# To do
Find the lines that include the string "JSON" and report how many there are. Give no other text.

Dataset rows
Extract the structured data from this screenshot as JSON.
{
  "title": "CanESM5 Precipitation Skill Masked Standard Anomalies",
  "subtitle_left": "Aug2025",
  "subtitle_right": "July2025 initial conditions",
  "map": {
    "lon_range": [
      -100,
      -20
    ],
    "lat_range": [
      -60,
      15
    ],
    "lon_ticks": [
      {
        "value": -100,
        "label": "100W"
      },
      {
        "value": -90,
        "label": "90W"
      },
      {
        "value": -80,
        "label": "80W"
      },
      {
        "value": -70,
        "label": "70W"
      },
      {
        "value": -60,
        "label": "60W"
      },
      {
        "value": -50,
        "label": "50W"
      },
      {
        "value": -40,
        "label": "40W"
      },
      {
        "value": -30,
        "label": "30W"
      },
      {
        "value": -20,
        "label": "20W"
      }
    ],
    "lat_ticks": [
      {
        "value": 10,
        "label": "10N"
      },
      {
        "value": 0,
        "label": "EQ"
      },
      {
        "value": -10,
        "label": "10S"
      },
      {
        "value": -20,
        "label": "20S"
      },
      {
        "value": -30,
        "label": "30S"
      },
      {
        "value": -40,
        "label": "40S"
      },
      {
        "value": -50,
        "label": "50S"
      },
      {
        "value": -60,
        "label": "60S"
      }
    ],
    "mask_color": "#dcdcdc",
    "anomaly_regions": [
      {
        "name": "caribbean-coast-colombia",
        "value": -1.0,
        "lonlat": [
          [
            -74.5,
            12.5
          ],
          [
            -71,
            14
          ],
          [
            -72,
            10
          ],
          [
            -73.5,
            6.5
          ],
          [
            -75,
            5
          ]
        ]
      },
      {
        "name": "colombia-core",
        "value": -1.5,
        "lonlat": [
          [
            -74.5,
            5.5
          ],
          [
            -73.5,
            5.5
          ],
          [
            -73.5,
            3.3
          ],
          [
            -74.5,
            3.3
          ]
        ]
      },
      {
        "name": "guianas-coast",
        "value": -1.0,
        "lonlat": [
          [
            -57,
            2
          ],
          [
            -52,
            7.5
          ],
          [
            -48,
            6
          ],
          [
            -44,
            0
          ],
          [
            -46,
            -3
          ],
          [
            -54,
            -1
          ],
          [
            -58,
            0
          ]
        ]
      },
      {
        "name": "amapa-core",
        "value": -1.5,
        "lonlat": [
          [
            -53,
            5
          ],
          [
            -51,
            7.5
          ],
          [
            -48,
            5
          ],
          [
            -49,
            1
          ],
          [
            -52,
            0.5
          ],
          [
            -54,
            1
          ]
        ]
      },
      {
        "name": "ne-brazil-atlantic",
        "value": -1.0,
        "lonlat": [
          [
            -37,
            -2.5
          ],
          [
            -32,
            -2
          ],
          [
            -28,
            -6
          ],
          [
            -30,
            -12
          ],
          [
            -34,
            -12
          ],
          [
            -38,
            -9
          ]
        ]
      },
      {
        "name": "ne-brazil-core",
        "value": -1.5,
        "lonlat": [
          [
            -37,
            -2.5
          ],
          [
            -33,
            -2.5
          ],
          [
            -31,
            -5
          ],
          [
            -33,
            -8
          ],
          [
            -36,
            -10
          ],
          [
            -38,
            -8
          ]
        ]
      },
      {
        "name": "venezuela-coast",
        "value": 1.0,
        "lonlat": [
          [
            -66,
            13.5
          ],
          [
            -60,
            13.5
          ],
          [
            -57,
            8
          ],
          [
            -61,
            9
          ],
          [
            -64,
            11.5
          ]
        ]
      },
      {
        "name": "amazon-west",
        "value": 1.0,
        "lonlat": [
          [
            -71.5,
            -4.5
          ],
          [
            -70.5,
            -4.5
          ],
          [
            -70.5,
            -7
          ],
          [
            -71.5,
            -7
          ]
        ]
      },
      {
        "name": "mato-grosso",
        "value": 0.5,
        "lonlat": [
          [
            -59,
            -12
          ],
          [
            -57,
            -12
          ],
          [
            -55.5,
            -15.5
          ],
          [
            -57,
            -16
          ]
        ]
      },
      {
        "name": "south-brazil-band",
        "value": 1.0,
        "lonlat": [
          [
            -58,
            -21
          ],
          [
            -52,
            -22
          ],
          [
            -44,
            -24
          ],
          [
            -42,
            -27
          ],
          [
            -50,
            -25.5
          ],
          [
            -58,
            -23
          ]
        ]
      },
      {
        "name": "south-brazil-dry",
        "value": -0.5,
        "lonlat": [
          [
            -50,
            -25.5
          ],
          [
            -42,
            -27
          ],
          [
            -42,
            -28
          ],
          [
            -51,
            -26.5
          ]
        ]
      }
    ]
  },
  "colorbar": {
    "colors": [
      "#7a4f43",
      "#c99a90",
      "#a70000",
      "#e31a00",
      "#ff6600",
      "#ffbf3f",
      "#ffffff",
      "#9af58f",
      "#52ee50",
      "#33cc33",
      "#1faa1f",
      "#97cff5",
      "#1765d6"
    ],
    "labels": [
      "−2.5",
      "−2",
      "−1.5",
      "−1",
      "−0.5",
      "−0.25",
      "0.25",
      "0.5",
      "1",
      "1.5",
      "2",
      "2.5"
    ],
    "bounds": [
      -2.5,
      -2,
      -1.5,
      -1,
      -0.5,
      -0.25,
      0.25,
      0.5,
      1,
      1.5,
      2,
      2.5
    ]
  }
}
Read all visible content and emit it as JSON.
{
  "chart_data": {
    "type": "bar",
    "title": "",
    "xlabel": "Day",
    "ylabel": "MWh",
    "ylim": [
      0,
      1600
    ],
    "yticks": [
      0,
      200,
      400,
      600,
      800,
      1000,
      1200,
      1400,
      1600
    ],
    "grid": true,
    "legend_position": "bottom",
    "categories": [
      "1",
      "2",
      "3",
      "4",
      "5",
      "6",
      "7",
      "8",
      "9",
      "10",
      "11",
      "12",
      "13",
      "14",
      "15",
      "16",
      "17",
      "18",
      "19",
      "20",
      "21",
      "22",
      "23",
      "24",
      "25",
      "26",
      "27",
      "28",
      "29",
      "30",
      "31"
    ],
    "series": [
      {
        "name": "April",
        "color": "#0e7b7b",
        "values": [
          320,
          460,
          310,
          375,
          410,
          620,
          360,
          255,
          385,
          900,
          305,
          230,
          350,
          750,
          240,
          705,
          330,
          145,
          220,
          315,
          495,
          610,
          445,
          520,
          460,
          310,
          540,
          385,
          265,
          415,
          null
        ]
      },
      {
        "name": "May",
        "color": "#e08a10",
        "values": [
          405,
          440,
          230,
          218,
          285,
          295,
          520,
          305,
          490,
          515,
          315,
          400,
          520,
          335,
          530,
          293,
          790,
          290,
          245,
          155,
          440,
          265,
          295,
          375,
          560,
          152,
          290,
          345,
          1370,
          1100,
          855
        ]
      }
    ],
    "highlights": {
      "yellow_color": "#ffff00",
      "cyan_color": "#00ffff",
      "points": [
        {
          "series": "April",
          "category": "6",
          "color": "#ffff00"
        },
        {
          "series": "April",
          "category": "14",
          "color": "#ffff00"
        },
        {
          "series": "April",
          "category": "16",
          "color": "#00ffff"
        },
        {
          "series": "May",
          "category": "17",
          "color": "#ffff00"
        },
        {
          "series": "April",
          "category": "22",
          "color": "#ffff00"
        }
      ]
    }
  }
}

# Response to this exercise
2